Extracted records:
------------------------

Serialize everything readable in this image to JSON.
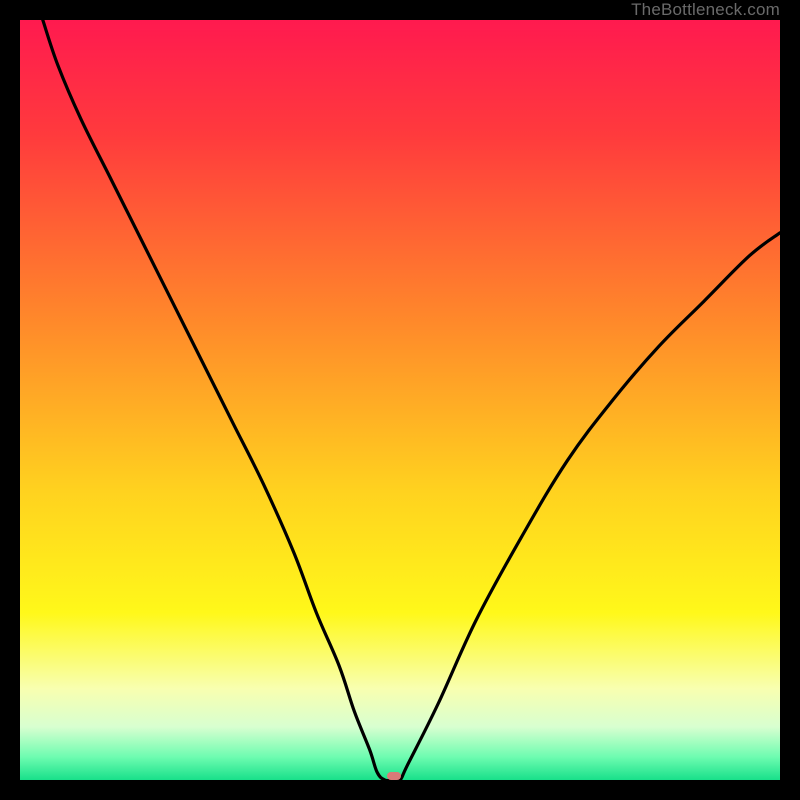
{
  "attribution": "TheBottleneck.com",
  "colors": {
    "gradient_stops": [
      {
        "pct": 0,
        "color": "#ff1a4f"
      },
      {
        "pct": 15,
        "color": "#ff3a3d"
      },
      {
        "pct": 40,
        "color": "#ff8a2a"
      },
      {
        "pct": 62,
        "color": "#ffd21f"
      },
      {
        "pct": 78,
        "color": "#fff81a"
      },
      {
        "pct": 88,
        "color": "#f8ffb0"
      },
      {
        "pct": 93,
        "color": "#d8ffd0"
      },
      {
        "pct": 97,
        "color": "#6dfcb0"
      },
      {
        "pct": 100,
        "color": "#18e08a"
      }
    ],
    "curve_stroke": "#000000",
    "frame": "#000000",
    "marker_fill": "#d87a78"
  },
  "chart_data": {
    "type": "line",
    "title": "",
    "xlabel": "",
    "ylabel": "",
    "xlim": [
      0,
      100
    ],
    "ylim": [
      0,
      100
    ],
    "grid": false,
    "series": [
      {
        "name": "bottleneck-curve",
        "x": [
          3,
          5,
          8,
          12,
          16,
          20,
          24,
          28,
          32,
          36,
          39,
          42,
          44,
          46,
          47,
          48,
          49,
          50,
          51,
          55,
          60,
          66,
          72,
          78,
          84,
          90,
          96,
          100
        ],
        "y": [
          100,
          94,
          87,
          79,
          71,
          63,
          55,
          47,
          39,
          30,
          22,
          15,
          9,
          4,
          1,
          0,
          0,
          0,
          2,
          10,
          21,
          32,
          42,
          50,
          57,
          63,
          69,
          72
        ]
      }
    ],
    "marker": {
      "x": 49.2,
      "y": 0.5
    },
    "legend": false
  }
}
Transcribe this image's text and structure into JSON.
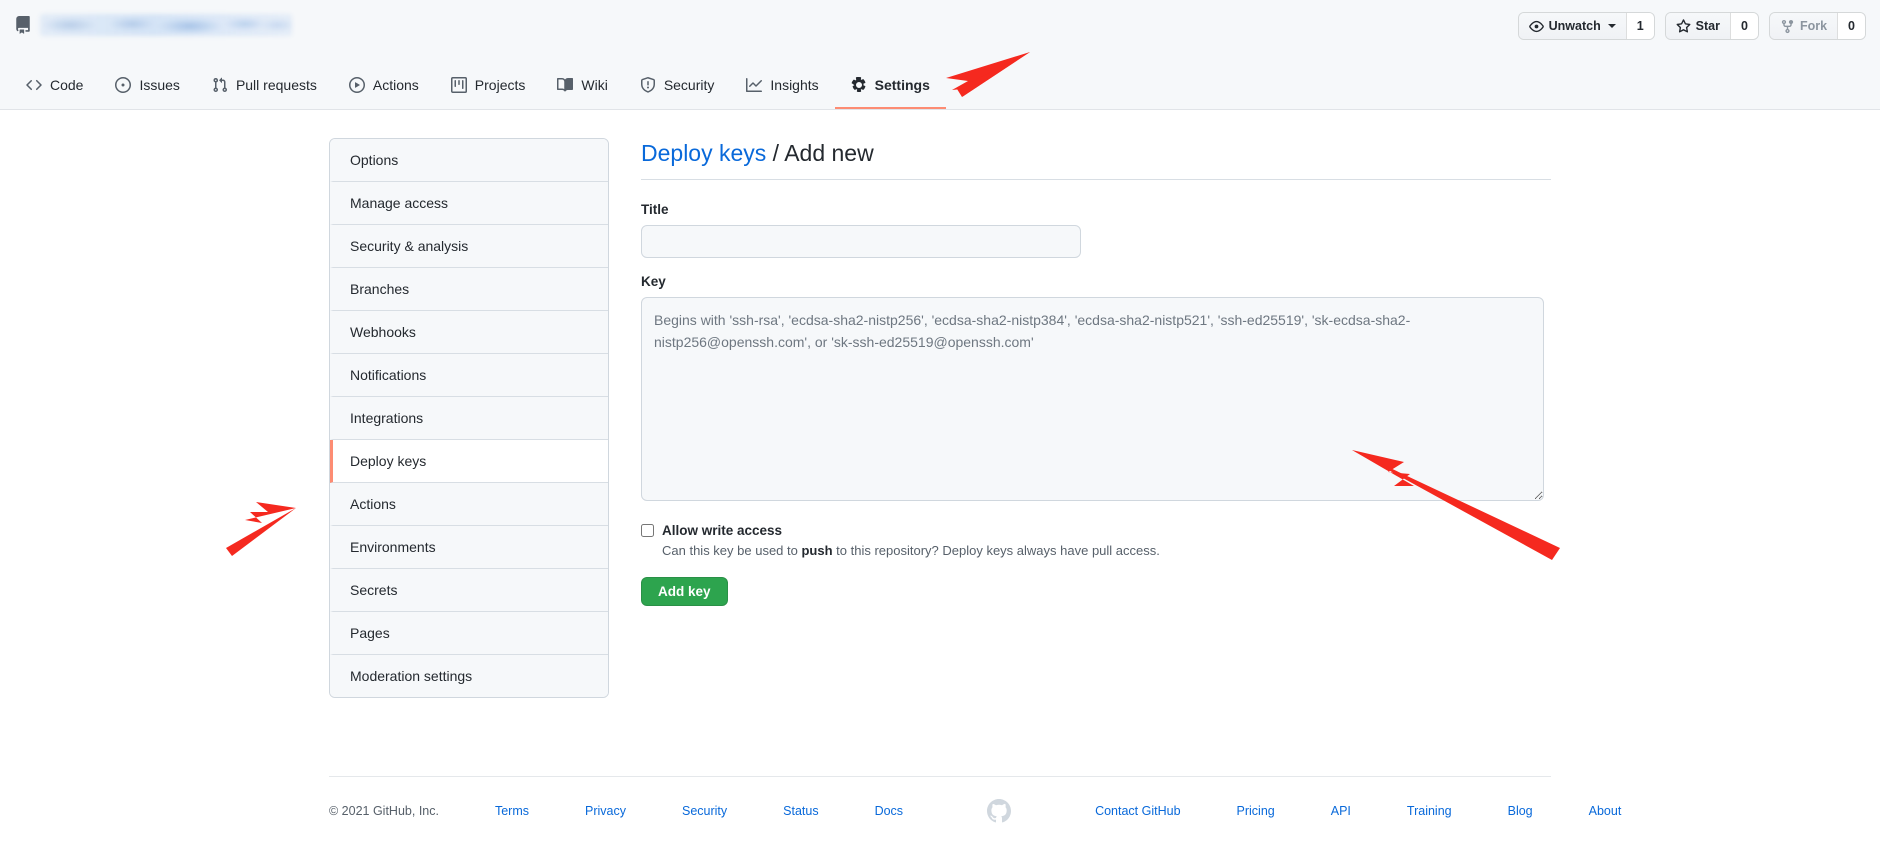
{
  "header": {
    "repo_icon": "repo-icon",
    "repo_name_redacted": "",
    "actions": [
      {
        "name": "unwatch",
        "icon": "eye-icon",
        "label": "Unwatch",
        "count": "1",
        "has_caret": true,
        "muted": false
      },
      {
        "name": "star",
        "icon": "star-icon",
        "label": "Star",
        "count": "0",
        "has_caret": false,
        "muted": false
      },
      {
        "name": "fork",
        "icon": "fork-icon",
        "label": "Fork",
        "count": "0",
        "has_caret": false,
        "muted": true
      }
    ],
    "nav": [
      {
        "label": "Code",
        "icon": "code-icon",
        "active": false
      },
      {
        "label": "Issues",
        "icon": "issue-opened-icon",
        "active": false
      },
      {
        "label": "Pull requests",
        "icon": "git-pull-request-icon",
        "active": false
      },
      {
        "label": "Actions",
        "icon": "play-icon",
        "active": false
      },
      {
        "label": "Projects",
        "icon": "project-board-icon",
        "active": false
      },
      {
        "label": "Wiki",
        "icon": "book-icon",
        "active": false
      },
      {
        "label": "Security",
        "icon": "shield-icon",
        "active": false
      },
      {
        "label": "Insights",
        "icon": "graph-icon",
        "active": false
      },
      {
        "label": "Settings",
        "icon": "gear-icon",
        "active": true
      }
    ]
  },
  "sidebar": {
    "items": [
      {
        "label": "Options",
        "selected": false
      },
      {
        "label": "Manage access",
        "selected": false
      },
      {
        "label": "Security & analysis",
        "selected": false
      },
      {
        "label": "Branches",
        "selected": false
      },
      {
        "label": "Webhooks",
        "selected": false
      },
      {
        "label": "Notifications",
        "selected": false
      },
      {
        "label": "Integrations",
        "selected": false
      },
      {
        "label": "Deploy keys",
        "selected": true
      },
      {
        "label": "Actions",
        "selected": false
      },
      {
        "label": "Environments",
        "selected": false
      },
      {
        "label": "Secrets",
        "selected": false
      },
      {
        "label": "Pages",
        "selected": false
      },
      {
        "label": "Moderation settings",
        "selected": false
      }
    ]
  },
  "main": {
    "breadcrumb_link": "Deploy keys",
    "breadcrumb_sep": " / ",
    "breadcrumb_current": "Add new",
    "title_label": "Title",
    "title_value": "",
    "title_placeholder": "",
    "key_label": "Key",
    "key_value": "",
    "key_placeholder": "Begins with 'ssh-rsa', 'ecdsa-sha2-nistp256', 'ecdsa-sha2-nistp384', 'ecdsa-sha2-nistp521', 'ssh-ed25519', 'sk-ecdsa-sha2-nistp256@openssh.com', or 'sk-ssh-ed25519@openssh.com'",
    "allow_write_label": "Allow write access",
    "allow_write_checked": false,
    "allow_write_note_pre": "Can this key be used to ",
    "allow_write_note_bold": "push",
    "allow_write_note_post": " to this repository? Deploy keys always have pull access.",
    "submit_label": "Add key"
  },
  "footer": {
    "copyright": "© 2021 GitHub, Inc.",
    "left_links": [
      "Terms",
      "Privacy",
      "Security",
      "Status",
      "Docs"
    ],
    "mark_icon": "github-mark-icon",
    "right_links": [
      "Contact GitHub",
      "Pricing",
      "API",
      "Training",
      "Blog",
      "About"
    ]
  },
  "annotations": {
    "arrow_color": "#f5291f",
    "arrows": [
      {
        "name": "arrow-to-settings-tab",
        "points_to": "Settings"
      },
      {
        "name": "arrow-to-deploy-keys",
        "points_to": "Deploy keys"
      },
      {
        "name": "arrow-to-key-textarea",
        "points_to": "Key"
      }
    ]
  },
  "colors": {
    "accent": "#0969da",
    "success": "#2da44e",
    "active_underline": "#fd8c73",
    "header_bg": "#f6f8fa",
    "border": "#d0d7de",
    "annotation_red": "#f5291f"
  }
}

------------------------

* What needs to be done
List every line above containing the word "true".

* Solution for this exercise
        "has_caret": true,
        "muted": true
        "active": true
        "selected": true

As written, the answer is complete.